EXERCISE GOAL: Give only the number of lines below that contain the word "axis".

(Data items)
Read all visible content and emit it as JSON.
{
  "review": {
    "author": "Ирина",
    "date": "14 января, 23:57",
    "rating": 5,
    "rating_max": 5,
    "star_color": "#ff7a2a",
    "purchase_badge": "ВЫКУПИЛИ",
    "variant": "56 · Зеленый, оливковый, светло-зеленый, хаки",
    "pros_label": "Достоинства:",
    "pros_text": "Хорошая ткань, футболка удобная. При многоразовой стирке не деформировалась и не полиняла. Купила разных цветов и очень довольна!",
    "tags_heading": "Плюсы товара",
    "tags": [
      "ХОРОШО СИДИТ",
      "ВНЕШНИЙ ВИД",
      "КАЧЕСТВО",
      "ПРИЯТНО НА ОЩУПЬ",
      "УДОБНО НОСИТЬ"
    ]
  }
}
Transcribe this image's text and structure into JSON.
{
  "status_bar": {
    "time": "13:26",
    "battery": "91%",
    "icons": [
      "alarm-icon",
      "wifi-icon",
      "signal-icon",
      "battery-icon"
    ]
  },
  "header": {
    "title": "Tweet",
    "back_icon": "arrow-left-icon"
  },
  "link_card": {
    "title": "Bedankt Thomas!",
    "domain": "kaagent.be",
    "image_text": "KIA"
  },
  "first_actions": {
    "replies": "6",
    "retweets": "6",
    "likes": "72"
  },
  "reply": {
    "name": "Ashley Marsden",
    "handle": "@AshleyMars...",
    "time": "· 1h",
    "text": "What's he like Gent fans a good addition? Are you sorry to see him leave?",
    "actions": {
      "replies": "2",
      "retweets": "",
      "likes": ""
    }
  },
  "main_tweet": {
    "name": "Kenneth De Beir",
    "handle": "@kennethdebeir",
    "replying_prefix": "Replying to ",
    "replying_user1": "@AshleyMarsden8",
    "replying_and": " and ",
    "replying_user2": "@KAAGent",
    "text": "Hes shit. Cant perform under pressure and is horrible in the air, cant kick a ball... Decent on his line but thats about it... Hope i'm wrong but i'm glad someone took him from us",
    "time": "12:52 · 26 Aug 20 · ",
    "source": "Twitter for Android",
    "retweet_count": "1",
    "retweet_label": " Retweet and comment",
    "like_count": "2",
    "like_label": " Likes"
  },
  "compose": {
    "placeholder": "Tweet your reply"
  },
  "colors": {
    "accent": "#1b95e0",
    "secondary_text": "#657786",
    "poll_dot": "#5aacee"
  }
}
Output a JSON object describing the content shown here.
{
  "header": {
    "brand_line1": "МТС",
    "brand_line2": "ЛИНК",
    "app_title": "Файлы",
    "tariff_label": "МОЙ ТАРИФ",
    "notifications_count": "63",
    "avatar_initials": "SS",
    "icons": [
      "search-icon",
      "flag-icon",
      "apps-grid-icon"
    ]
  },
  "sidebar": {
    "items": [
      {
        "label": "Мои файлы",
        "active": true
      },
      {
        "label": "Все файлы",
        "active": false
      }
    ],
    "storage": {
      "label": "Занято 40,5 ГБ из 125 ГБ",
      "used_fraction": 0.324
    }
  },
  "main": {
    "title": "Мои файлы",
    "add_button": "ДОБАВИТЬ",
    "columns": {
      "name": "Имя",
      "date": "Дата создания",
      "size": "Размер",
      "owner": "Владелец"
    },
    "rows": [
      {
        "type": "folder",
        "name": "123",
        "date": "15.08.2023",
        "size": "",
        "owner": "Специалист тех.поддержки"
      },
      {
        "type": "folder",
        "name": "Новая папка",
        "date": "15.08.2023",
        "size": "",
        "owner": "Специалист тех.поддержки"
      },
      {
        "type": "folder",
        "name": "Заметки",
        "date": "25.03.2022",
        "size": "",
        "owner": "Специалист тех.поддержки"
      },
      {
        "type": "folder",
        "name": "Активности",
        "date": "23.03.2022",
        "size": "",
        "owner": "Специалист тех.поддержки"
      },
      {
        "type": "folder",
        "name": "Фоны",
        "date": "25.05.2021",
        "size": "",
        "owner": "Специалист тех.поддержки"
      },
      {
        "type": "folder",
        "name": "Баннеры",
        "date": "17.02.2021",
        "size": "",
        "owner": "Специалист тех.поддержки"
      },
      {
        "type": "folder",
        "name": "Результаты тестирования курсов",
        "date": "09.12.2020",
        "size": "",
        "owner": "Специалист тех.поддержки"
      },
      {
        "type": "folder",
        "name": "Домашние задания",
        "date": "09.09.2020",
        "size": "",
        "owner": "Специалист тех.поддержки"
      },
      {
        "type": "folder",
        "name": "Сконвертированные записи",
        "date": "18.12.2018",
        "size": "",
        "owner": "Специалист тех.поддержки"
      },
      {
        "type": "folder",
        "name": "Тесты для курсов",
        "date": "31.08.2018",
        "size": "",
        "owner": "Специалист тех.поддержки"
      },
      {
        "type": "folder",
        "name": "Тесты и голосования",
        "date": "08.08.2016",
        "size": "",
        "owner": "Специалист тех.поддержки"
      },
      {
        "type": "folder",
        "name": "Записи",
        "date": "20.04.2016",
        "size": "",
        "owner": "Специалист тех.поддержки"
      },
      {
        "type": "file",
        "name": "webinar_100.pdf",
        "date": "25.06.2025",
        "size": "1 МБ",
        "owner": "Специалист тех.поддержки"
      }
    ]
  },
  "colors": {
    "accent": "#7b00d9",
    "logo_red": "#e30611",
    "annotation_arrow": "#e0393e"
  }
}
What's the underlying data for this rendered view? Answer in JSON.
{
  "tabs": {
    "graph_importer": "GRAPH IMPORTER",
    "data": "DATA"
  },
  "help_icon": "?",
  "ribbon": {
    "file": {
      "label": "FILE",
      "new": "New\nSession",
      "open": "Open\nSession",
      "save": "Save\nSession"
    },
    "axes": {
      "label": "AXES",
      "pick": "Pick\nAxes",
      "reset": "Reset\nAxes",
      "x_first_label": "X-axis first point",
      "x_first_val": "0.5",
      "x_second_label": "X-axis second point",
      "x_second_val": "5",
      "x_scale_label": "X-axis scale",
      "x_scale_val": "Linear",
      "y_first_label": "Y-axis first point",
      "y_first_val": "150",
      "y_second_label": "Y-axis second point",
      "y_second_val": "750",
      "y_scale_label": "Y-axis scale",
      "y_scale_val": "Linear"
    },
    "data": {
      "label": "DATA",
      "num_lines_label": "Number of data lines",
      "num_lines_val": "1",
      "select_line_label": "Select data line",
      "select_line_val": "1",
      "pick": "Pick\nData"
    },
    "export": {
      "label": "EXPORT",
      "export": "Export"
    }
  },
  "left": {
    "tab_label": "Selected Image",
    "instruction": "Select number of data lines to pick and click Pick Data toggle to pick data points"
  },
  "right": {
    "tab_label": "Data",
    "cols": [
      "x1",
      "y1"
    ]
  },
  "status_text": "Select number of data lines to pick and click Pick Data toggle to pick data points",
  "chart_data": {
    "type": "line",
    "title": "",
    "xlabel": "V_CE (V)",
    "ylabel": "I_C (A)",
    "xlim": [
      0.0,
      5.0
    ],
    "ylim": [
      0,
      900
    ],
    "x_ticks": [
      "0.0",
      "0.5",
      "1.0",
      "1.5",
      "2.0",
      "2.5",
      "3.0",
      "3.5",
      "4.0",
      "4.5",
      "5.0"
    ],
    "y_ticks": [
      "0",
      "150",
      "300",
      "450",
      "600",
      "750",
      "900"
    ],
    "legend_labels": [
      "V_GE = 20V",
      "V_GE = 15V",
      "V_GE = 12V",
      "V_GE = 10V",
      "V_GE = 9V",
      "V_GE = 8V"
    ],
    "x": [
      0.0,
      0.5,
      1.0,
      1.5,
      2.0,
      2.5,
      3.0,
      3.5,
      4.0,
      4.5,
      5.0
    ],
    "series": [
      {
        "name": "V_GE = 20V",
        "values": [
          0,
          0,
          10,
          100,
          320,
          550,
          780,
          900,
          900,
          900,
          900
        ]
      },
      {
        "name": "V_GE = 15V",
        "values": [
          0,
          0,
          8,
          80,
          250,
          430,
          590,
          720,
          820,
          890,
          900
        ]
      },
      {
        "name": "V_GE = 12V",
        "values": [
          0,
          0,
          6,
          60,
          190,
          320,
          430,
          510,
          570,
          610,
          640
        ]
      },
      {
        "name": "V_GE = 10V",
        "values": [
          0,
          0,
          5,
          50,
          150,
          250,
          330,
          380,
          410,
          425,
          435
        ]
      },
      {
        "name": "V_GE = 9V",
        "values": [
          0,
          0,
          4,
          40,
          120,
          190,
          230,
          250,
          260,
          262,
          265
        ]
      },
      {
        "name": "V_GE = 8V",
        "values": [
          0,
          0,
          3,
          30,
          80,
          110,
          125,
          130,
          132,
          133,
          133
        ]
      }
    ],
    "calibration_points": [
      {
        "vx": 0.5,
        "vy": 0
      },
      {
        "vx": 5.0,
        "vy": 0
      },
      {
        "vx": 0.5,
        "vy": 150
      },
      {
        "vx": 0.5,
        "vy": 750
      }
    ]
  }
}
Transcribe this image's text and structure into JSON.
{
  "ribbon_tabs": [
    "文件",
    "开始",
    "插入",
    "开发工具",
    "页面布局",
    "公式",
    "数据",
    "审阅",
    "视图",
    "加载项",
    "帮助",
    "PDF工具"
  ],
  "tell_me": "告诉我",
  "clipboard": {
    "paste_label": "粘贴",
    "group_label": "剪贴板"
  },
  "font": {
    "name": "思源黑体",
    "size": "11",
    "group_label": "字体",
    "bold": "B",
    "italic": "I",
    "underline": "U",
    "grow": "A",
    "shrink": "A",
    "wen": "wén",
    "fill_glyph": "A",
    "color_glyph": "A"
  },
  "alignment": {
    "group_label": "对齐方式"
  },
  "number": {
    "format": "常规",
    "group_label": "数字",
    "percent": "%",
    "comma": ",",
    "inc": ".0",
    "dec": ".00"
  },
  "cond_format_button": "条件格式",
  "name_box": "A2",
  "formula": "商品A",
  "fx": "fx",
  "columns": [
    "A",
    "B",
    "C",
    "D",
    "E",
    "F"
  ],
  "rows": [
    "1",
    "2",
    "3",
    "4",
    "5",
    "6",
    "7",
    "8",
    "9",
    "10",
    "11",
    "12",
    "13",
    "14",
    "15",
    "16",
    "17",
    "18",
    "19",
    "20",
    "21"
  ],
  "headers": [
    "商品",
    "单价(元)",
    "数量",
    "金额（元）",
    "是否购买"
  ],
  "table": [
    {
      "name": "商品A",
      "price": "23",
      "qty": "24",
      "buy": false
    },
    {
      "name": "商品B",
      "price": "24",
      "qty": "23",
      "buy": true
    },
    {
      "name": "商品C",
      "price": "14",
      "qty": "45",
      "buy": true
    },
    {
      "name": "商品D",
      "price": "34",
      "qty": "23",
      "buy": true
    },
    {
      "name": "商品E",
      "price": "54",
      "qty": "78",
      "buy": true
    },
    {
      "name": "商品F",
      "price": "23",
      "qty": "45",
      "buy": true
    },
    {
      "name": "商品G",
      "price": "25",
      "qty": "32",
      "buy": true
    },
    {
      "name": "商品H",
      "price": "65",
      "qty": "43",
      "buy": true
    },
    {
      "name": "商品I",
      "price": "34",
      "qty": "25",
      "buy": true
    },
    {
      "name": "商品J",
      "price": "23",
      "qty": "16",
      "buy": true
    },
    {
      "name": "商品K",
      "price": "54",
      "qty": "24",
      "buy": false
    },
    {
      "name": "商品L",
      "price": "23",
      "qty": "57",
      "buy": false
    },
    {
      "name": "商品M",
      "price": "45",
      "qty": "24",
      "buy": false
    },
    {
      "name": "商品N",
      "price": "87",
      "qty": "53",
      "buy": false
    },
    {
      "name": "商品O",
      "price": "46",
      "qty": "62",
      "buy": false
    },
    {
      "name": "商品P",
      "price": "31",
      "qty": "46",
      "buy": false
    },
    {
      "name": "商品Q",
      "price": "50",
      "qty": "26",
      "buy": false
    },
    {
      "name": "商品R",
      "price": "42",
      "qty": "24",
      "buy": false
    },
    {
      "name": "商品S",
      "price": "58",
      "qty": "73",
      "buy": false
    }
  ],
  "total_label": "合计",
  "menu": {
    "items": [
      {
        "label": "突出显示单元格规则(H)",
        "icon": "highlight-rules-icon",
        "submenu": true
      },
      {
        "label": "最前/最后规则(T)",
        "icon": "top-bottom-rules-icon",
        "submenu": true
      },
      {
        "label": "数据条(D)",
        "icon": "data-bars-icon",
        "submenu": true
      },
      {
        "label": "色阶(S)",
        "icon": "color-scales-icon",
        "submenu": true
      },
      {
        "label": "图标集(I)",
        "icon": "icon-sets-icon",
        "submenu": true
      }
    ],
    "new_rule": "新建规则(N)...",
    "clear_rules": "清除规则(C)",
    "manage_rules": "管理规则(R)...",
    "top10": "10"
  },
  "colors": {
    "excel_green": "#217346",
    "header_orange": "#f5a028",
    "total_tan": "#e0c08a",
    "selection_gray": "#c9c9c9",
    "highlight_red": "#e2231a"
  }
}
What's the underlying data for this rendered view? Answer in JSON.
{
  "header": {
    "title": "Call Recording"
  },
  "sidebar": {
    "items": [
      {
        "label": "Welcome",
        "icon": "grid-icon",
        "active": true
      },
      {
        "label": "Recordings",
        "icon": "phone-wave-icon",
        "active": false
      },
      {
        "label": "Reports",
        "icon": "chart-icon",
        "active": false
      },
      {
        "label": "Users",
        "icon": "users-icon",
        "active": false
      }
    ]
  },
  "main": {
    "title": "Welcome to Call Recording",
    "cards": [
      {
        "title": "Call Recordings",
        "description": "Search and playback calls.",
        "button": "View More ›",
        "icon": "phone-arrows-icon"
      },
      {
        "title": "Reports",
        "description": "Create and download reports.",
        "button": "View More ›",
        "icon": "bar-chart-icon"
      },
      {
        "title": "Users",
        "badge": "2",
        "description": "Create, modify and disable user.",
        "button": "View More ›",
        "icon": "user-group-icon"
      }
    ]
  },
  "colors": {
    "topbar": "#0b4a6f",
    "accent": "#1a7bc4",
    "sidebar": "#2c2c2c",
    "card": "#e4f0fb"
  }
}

CORRECT RESPONSE: 6